### Task description
Track down every line below that holds "Deposits" and copy it.

++++++++++

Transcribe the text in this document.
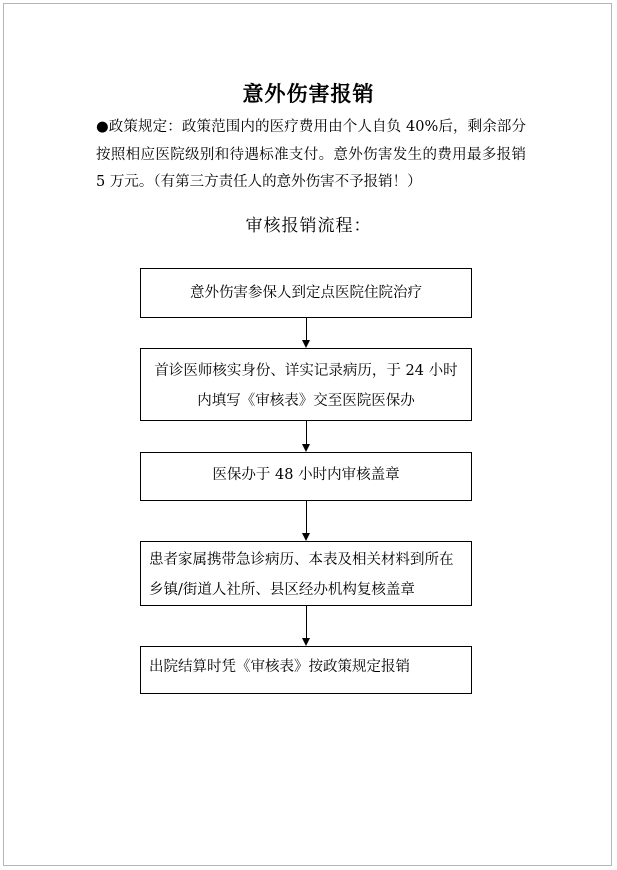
意外伤害报销
●政策规定：政策范围内的医疗费用由个人自负 40%后，剩余部分按照相应医院级别和待遇标准支付。意外伤害发生的费用最多报销 5 万元。（有第三方责任人的意外伤害不予报销！）
审核报销流程：
意外伤害参保人到定点医院住院治疗
首诊医师核实身份、详实记录病历，于 24 小时
内填写《审核表》交至医院医保办
医保办于 48 小时内审核盖章
患者家属携带急诊病历、本表及相关材料到所在
乡镇/街道人社所、县区经办机构复核盖章
出院结算时凭《审核表》按政策规定报销
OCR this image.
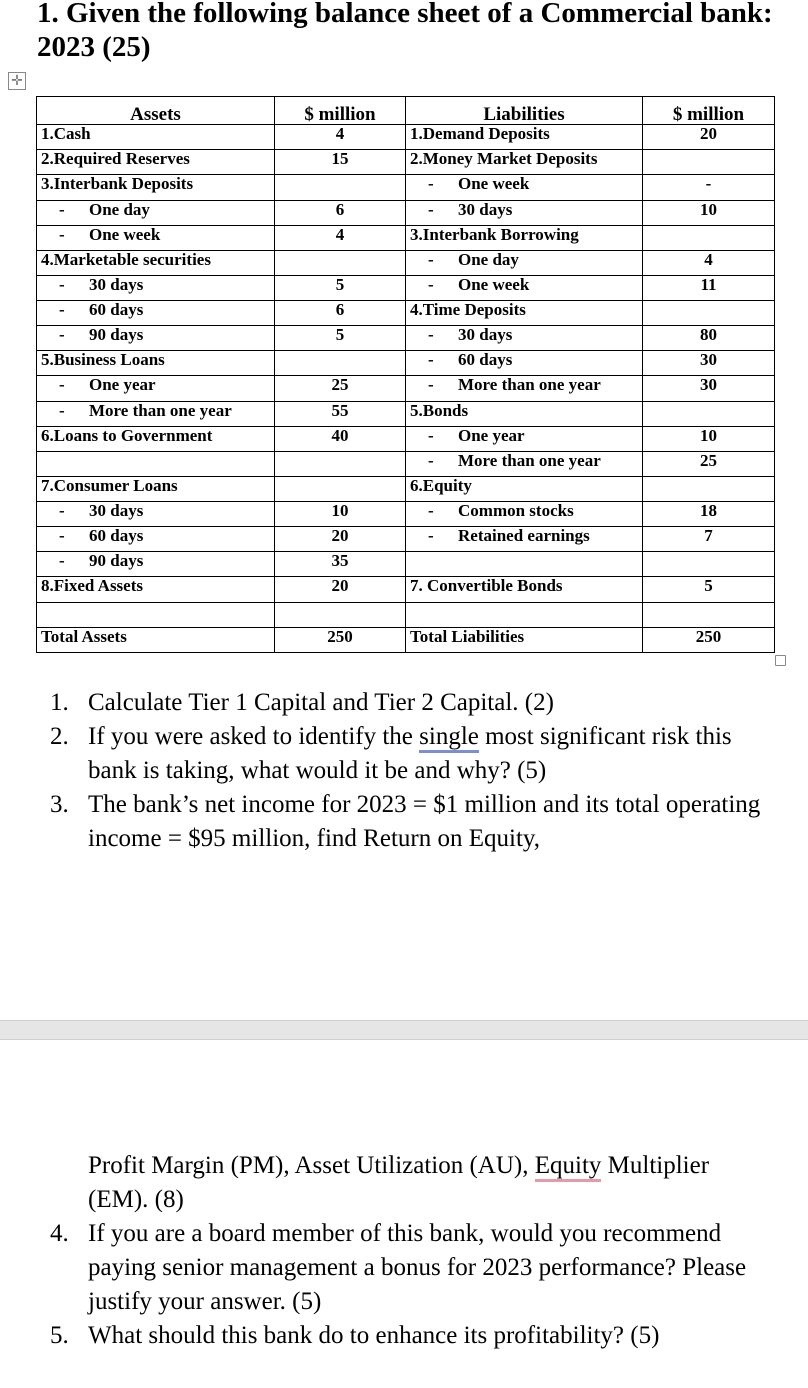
1. Given the following balance sheet of a Commercial bank: 2023 (25)
✛
Assets	$ million	Liabilities	$ million
1.Cash	4	1.Demand Deposits	20
2.Required Reserves	15	2.Money Market Deposits	
3.Interbank Deposits		- One week	-
- One day	6	- 30 days	10
- One week	4	3.Interbank Borrowing	
4.Marketable securities		- One day	4
- 30 days	5	- One week	11
- 60 days	6	4.Time Deposits	
- 90 days	5	- 30 days	80
5.Business Loans		- 60 days	30
- One year	25	- More than one year	30
- More than one year	55	5.Bonds	
6.Loans to Government	40	- One year	10
		- More than one year	25
7.Consumer Loans		6.Equity	
- 30 days	10	- Common stocks	18
- 60 days	20	- Retained earnings	7
- 90 days	35		
8.Fixed Assets	20	7. Convertible Bonds	5

Total Assets	250	Total Liabilities	250
1. Calculate Tier 1 Capital and Tier 2 Capital. (2)
2. If you were asked to identify the single most significant risk this bank is taking, what would it be and why? (5)
3. The bank’s net income for 2023 = $1 million and its total operating income = $95 million, find Return on Equity,
Profit Margin (PM), Asset Utilization (AU), Equity Multiplier (EM). (8)
4. If you are a board member of this bank, would you recommend paying senior management a bonus for 2023 performance? Please justify your answer. (5)
5. What should this bank do to enhance its profitability? (5)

++++++++++

### Solution
1.Cash	4	1.Demand Deposits	20
2.Required Reserves	15	2.Money Market Deposits	
3.Interbank Deposits		- One week	-
- 60 days	6	4.Time Deposits	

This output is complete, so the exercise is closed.